Material -
-----

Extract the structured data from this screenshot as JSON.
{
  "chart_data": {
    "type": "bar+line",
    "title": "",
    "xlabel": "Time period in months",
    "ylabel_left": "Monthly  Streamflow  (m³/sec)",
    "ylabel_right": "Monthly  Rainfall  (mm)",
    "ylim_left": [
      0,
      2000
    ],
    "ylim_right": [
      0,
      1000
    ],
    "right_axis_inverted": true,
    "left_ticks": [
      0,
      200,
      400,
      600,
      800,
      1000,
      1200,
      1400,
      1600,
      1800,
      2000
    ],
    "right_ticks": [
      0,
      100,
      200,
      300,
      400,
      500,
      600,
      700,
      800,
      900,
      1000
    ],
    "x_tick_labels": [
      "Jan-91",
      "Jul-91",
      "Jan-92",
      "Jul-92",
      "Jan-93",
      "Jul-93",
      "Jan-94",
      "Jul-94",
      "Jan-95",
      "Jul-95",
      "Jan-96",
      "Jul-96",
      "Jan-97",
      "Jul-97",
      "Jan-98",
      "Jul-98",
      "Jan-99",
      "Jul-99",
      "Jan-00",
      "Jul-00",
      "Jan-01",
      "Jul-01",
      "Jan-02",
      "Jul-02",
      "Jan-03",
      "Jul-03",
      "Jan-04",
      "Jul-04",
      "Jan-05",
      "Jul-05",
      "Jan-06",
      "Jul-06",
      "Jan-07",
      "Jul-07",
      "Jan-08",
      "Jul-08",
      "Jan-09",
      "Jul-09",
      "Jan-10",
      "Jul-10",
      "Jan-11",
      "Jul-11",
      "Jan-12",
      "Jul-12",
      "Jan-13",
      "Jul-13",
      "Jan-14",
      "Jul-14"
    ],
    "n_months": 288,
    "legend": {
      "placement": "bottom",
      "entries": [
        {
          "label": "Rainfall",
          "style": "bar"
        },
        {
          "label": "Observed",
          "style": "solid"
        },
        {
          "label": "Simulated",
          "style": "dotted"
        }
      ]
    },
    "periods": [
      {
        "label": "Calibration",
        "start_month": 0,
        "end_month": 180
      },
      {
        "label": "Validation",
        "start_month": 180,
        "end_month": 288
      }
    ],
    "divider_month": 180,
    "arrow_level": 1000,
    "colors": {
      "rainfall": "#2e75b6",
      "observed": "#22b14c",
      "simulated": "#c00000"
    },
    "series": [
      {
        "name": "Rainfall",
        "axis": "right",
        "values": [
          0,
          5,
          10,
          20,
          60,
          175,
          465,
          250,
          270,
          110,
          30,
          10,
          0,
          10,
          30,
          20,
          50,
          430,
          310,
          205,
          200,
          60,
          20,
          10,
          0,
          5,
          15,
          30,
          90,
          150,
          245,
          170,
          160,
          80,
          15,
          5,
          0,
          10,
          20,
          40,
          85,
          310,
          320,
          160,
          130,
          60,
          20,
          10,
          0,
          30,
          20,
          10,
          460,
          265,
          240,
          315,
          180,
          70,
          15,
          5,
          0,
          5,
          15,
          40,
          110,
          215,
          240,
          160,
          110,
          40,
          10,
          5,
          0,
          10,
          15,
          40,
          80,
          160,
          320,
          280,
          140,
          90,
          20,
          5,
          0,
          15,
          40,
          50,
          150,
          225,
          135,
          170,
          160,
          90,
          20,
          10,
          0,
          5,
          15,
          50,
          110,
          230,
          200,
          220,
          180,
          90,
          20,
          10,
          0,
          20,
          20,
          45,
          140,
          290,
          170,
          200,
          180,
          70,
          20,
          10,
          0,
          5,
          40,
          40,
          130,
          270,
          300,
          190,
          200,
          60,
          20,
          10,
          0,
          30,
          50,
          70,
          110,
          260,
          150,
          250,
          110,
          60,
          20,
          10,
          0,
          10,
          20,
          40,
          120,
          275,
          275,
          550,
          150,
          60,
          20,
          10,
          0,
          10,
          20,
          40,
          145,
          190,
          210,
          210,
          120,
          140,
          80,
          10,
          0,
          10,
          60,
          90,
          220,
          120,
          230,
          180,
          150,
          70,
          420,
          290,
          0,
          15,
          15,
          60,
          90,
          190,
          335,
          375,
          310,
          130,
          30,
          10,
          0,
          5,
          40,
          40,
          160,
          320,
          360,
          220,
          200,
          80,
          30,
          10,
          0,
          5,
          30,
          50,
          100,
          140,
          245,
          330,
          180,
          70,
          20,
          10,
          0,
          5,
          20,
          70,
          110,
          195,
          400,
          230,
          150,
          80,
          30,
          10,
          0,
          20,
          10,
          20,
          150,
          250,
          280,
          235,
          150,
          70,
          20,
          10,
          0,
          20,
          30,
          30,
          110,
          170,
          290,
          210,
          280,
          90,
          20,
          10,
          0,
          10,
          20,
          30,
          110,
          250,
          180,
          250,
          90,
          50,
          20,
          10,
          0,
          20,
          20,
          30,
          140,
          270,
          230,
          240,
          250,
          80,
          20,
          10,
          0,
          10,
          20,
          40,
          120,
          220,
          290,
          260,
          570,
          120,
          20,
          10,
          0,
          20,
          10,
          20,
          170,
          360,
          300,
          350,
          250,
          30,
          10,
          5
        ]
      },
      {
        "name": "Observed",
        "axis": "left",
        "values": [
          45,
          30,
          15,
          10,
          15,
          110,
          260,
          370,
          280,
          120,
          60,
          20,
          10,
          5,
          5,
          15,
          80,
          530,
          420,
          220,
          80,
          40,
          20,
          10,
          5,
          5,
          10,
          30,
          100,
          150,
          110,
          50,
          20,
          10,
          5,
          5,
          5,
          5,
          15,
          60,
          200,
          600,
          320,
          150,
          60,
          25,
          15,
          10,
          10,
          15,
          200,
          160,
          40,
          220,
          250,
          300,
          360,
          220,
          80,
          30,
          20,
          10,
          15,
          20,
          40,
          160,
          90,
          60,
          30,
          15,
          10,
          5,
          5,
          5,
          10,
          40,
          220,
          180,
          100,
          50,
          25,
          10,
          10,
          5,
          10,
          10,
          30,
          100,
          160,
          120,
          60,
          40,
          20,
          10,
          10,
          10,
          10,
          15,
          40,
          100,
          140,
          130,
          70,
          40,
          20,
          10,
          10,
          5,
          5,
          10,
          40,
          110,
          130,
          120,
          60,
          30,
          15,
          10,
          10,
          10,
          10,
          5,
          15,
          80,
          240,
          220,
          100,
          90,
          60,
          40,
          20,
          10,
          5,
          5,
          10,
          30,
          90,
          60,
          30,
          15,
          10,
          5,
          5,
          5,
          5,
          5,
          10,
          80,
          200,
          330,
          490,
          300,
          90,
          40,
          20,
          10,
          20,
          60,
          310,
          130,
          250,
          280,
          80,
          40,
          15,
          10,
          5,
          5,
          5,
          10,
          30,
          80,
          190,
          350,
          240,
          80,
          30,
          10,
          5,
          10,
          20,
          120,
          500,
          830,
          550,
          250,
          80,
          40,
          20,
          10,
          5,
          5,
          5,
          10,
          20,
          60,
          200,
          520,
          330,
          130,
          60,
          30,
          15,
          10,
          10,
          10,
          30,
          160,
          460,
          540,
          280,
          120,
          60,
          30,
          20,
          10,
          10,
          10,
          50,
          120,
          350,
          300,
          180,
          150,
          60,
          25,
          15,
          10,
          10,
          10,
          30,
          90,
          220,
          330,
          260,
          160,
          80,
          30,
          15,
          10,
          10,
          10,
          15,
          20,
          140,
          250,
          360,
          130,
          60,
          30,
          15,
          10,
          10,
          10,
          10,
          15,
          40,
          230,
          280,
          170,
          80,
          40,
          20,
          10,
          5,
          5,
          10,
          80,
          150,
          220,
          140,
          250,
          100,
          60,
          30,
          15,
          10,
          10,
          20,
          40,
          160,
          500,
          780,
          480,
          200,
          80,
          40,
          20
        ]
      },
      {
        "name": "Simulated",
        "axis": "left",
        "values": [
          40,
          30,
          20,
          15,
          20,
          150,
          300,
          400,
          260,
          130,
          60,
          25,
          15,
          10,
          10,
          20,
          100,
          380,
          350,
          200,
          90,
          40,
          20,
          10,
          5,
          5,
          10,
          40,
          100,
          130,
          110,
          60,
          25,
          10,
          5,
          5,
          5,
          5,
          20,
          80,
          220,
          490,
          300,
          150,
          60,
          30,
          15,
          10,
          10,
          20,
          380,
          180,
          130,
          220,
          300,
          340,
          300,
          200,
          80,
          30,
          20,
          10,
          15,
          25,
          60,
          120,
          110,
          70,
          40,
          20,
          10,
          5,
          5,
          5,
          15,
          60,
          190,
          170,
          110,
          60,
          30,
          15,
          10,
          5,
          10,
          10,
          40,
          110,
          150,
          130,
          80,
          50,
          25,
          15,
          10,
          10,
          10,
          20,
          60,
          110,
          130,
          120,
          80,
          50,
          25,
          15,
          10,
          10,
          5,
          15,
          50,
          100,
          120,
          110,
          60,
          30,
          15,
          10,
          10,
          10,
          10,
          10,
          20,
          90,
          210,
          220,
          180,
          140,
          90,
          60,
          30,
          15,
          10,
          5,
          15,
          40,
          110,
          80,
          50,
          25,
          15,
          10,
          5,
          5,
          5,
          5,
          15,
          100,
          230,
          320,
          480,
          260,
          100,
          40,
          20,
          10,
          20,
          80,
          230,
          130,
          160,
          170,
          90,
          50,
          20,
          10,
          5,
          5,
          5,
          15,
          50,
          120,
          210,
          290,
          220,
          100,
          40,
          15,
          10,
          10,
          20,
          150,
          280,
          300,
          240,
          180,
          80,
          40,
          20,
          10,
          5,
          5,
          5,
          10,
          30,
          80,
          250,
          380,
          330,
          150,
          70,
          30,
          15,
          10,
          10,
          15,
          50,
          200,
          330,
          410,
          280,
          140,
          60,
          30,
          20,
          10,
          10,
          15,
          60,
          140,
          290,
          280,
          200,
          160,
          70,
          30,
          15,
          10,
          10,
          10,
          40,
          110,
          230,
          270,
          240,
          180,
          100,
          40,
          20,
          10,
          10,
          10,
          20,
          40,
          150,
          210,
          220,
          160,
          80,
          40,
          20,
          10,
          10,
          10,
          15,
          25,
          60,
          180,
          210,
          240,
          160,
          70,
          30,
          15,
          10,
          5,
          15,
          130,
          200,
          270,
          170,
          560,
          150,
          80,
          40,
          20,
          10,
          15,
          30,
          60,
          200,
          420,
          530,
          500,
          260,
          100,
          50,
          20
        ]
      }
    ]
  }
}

-----

Provide the number of lines in these entries that hold the word "Monthly", without any accompanying text.

Solution for this problem -
2